### Work to be completed
Copy out all lines where "What" appears.

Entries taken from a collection
● ● ● ●

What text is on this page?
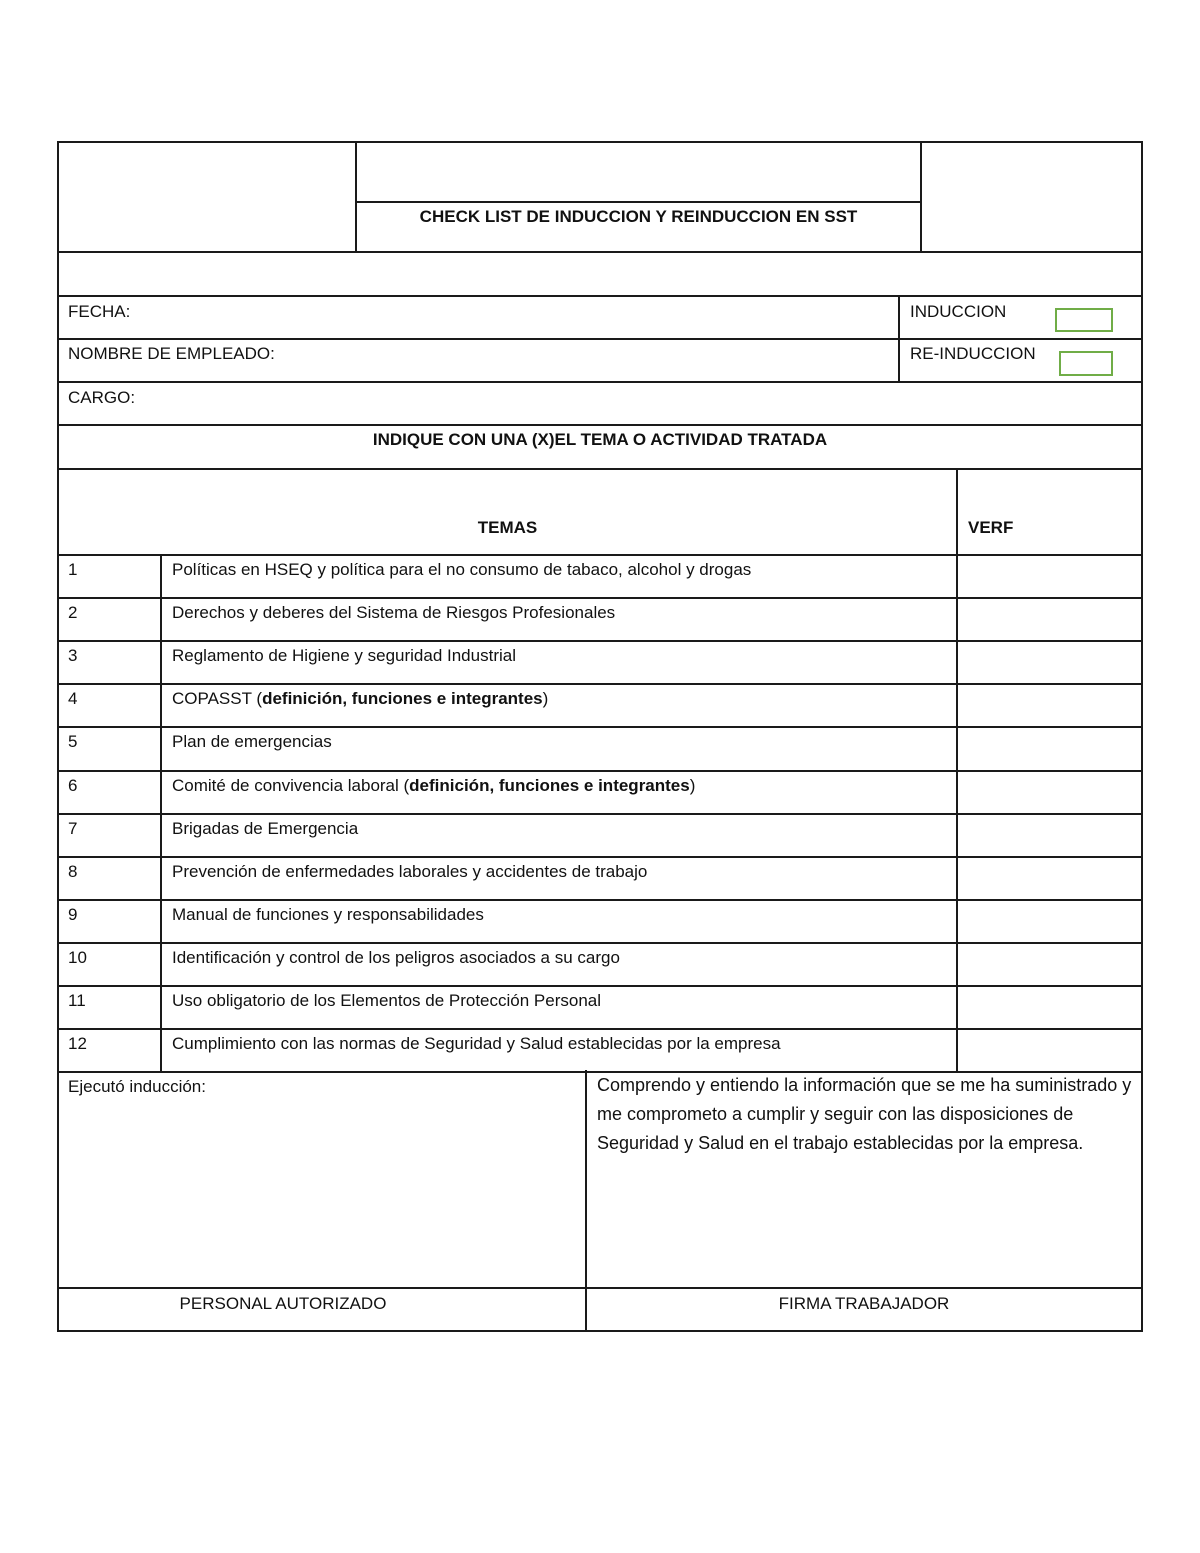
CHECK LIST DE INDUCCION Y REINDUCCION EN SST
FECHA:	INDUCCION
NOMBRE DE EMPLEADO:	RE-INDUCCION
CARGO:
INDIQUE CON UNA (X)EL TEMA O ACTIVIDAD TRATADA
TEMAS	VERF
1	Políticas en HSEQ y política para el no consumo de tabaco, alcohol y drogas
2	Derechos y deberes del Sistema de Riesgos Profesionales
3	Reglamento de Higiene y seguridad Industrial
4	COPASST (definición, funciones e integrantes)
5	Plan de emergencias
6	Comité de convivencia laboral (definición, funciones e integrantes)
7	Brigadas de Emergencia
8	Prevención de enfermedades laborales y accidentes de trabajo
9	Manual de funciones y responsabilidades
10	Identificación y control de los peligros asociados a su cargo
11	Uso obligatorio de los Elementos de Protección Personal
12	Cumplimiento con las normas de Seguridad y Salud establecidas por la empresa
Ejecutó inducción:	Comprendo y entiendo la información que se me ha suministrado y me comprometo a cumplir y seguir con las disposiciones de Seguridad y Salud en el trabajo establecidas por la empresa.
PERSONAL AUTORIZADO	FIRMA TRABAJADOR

● ● ● ●

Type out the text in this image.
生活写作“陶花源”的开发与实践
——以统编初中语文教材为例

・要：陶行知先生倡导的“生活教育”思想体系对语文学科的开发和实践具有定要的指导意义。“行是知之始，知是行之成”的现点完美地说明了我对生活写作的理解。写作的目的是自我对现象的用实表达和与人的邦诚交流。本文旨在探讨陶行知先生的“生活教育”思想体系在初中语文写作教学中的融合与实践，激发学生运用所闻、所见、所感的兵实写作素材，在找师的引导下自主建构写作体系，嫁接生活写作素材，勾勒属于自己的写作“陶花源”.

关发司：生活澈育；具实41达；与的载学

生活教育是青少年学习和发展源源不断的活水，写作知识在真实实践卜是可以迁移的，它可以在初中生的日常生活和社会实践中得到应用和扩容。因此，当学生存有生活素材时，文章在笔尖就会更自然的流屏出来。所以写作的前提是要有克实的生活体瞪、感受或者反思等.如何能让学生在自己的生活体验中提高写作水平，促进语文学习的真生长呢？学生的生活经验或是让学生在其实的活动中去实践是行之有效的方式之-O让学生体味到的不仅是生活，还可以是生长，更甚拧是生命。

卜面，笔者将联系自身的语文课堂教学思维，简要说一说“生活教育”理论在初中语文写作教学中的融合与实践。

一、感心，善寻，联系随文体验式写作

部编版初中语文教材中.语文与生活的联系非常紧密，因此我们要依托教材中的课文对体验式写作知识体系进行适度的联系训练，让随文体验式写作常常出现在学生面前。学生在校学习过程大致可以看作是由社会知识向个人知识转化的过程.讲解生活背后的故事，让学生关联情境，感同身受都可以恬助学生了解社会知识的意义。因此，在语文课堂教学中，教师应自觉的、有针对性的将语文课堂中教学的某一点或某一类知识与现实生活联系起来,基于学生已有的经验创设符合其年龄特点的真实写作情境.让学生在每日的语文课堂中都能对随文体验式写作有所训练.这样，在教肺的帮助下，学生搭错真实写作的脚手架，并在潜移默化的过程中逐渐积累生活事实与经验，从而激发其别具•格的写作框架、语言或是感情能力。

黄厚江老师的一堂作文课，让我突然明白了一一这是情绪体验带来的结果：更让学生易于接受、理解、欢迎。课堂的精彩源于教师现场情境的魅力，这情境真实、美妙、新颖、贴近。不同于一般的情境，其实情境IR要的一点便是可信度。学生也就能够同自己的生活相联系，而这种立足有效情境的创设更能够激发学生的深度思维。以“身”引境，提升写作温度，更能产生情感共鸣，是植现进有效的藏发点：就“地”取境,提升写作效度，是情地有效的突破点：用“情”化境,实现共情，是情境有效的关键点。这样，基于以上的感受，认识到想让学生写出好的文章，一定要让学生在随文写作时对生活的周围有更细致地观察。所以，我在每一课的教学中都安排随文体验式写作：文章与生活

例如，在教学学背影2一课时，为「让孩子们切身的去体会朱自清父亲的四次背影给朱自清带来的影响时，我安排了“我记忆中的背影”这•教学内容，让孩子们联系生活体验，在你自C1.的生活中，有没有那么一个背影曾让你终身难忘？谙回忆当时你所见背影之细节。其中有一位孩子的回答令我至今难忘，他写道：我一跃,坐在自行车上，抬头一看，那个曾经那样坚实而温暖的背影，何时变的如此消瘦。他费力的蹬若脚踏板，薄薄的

● ● ● ●

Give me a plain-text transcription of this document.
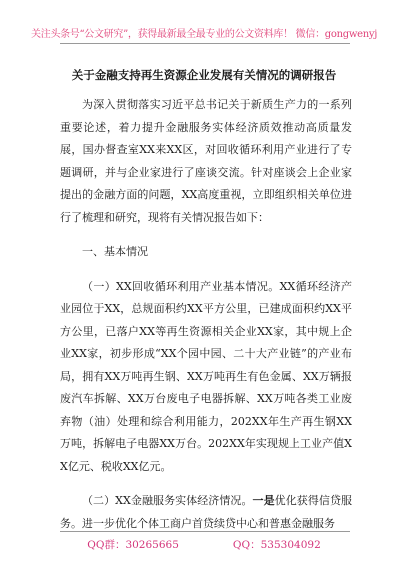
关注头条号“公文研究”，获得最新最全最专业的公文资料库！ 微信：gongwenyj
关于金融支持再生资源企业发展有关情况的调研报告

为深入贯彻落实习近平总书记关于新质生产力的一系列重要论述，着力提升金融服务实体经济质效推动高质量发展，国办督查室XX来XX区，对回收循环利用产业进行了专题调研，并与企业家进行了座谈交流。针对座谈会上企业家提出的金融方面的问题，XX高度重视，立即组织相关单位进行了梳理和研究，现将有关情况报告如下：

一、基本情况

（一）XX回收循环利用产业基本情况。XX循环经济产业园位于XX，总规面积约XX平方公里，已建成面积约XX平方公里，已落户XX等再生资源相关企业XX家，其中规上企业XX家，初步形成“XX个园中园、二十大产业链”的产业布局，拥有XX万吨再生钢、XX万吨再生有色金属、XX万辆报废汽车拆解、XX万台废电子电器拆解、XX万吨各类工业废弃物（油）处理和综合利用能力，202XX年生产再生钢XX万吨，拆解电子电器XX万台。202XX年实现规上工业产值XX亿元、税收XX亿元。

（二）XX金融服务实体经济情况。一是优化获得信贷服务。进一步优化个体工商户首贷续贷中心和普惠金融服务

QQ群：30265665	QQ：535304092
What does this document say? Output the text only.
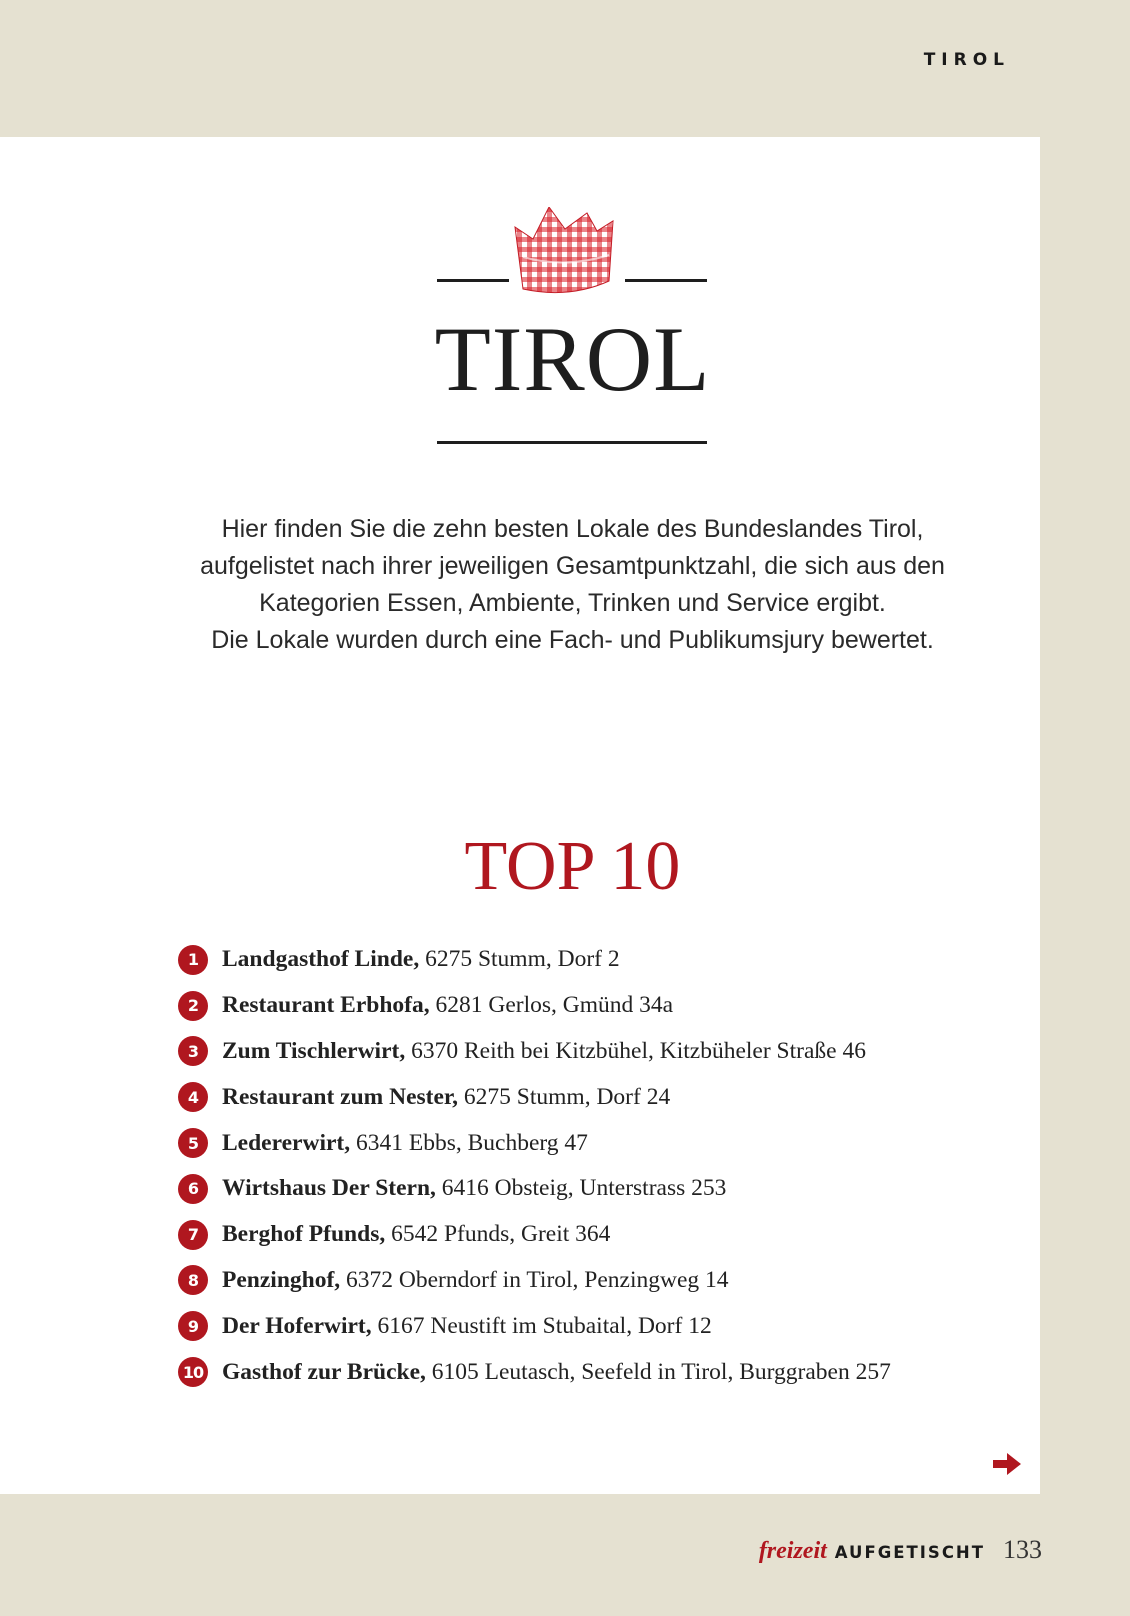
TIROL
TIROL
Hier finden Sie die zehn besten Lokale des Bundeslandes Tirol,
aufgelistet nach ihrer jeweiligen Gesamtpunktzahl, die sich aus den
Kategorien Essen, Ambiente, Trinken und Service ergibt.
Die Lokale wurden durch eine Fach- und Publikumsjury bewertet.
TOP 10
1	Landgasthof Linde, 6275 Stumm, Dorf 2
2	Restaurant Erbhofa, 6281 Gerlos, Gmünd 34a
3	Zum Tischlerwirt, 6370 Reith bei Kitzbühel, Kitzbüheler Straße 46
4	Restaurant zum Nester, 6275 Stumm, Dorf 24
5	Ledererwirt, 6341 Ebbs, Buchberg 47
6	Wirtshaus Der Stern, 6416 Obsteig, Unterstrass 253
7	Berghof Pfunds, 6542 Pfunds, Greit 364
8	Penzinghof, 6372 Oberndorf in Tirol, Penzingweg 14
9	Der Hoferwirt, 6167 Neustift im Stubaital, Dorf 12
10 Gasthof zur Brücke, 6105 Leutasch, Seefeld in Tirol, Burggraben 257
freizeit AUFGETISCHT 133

● ● ● ●

### Task answer
What text is on this page?
What does this document say? Output the text only.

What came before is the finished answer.